++++ Records supplied

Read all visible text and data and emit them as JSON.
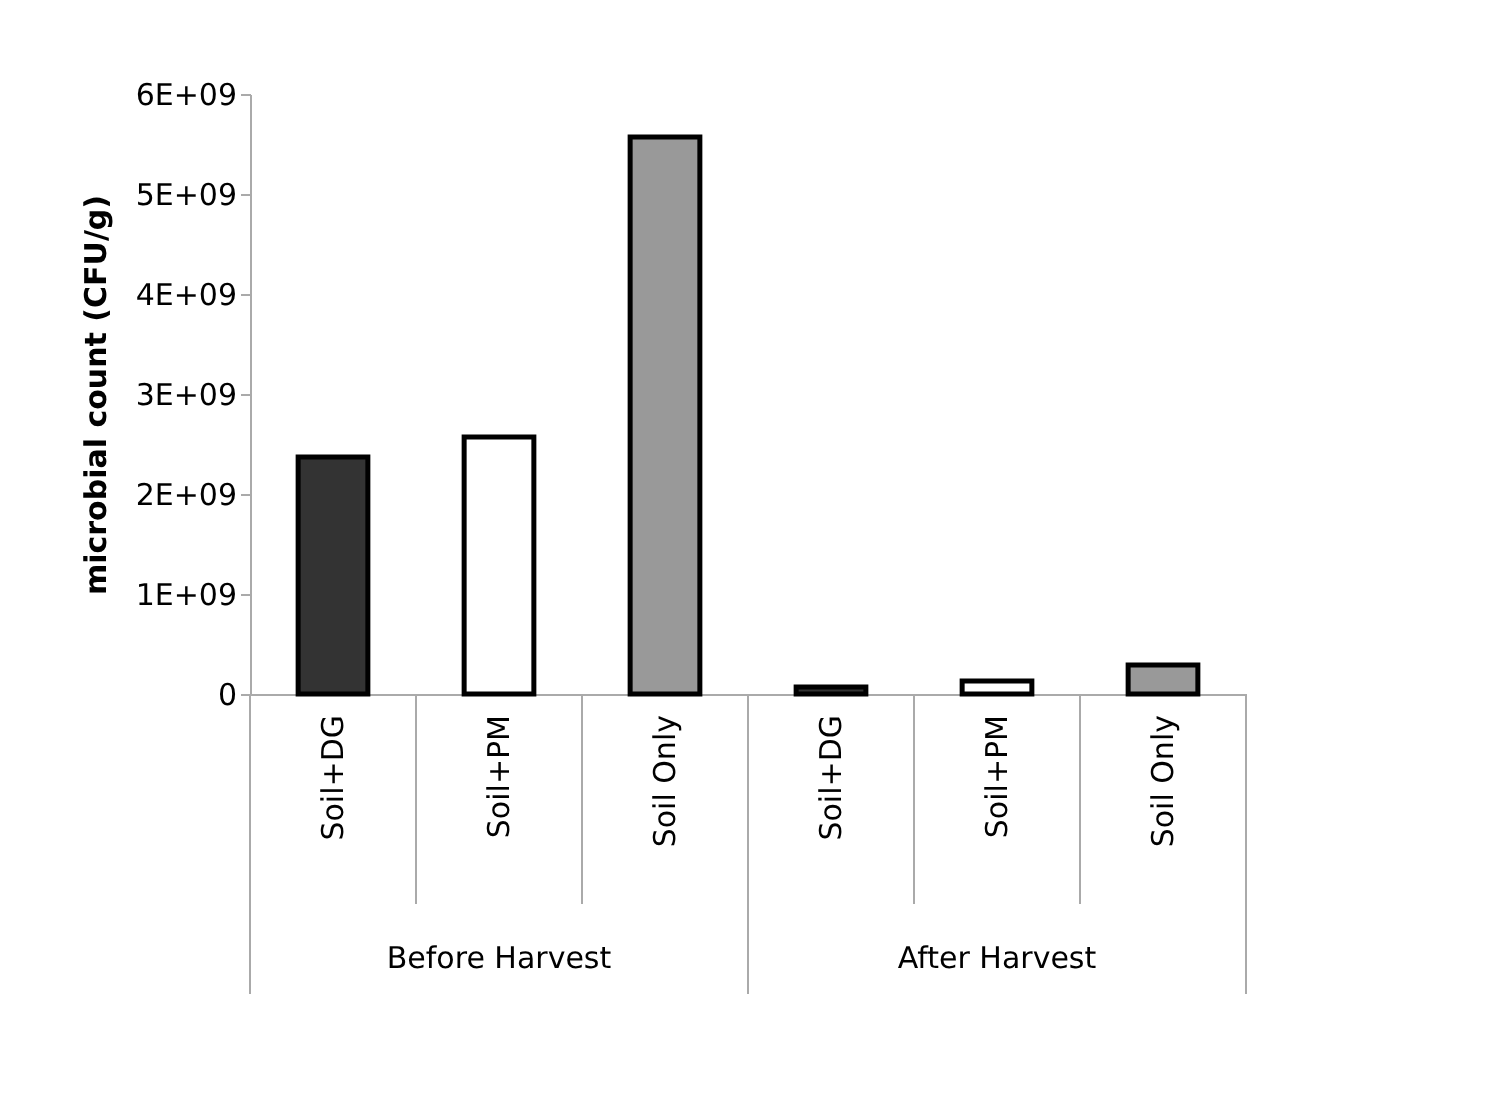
{
  "chart_data": {
    "type": "bar",
    "ylabel": "microbial count (CFU/g)",
    "categories": [
      "Soil+DG",
      "Soil+PM",
      "Soil Only",
      "Soil+DG",
      "Soil+PM",
      "Soil Only"
    ],
    "values": [
      2370000000,
      2570000000,
      5570000000,
      70000000,
      130000000,
      290000000
    ],
    "colors": [
      "#333333",
      "#ffffff",
      "#999999",
      "#333333",
      "#ffffff",
      "#999999"
    ],
    "ylim": [
      0,
      6000000000
    ],
    "yticks": [
      0,
      {
        "value": 1000000000,
        "label": "1E+09"
      },
      {
        "value": 2000000000,
        "label": "2E+09"
      },
      {
        "value": 3000000000,
        "label": "3E+09"
      },
      {
        "value": 4000000000,
        "label": "4E+09"
      },
      {
        "value": 5000000000,
        "label": "5E+09"
      },
      {
        "value": 6000000000,
        "label": "6E+09"
      }
    ],
    "annotations": [
      "Before Harvest",
      "After Harvest"
    ],
    "grid": false
  }
}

++++++++

● **What you have to do**:
Take the listing above and restate it word for word, without its pictures.

● **Answer to this exercise**:
Read all visible text and data and emit them as JSON.
{
  "chart_data": {
    "type": "bar",
    "ylabel": "microbial count (CFU/g)",
    "categories": [
      "Soil+DG",
      "Soil+PM",
      "Soil Only",
      "Soil+DG",
      "Soil+PM",
      "Soil Only"
    ],
    "values": [
      2370000000,
      2570000000,
      5570000000,
      70000000,
      130000000,
      290000000
    ],
    "colors": [
      "#333333",
      "#ffffff",
      "#999999",
      "#333333",
      "#ffffff",
      "#999999"
    ],
    "ylim": [
      0,
      6000000000
    ],
    "yticks": [
      0,
      {
        "value": 1000000000,
        "label": "1E+09"
      },
      {
        "value": 2000000000,
        "label": "2E+09"
      },
      {
        "value": 3000000000,
        "label": "3E+09"
      },
      {
        "value": 4000000000,
        "label": "4E+09"
      },
      {
        "value": 5000000000,
        "label": "5E+09"
      },
      {
        "value": 6000000000,
        "label": "6E+09"
      }
    ],
    "annotations": [
      "Before Harvest",
      "After Harvest"
    ],
    "grid": false
  }
}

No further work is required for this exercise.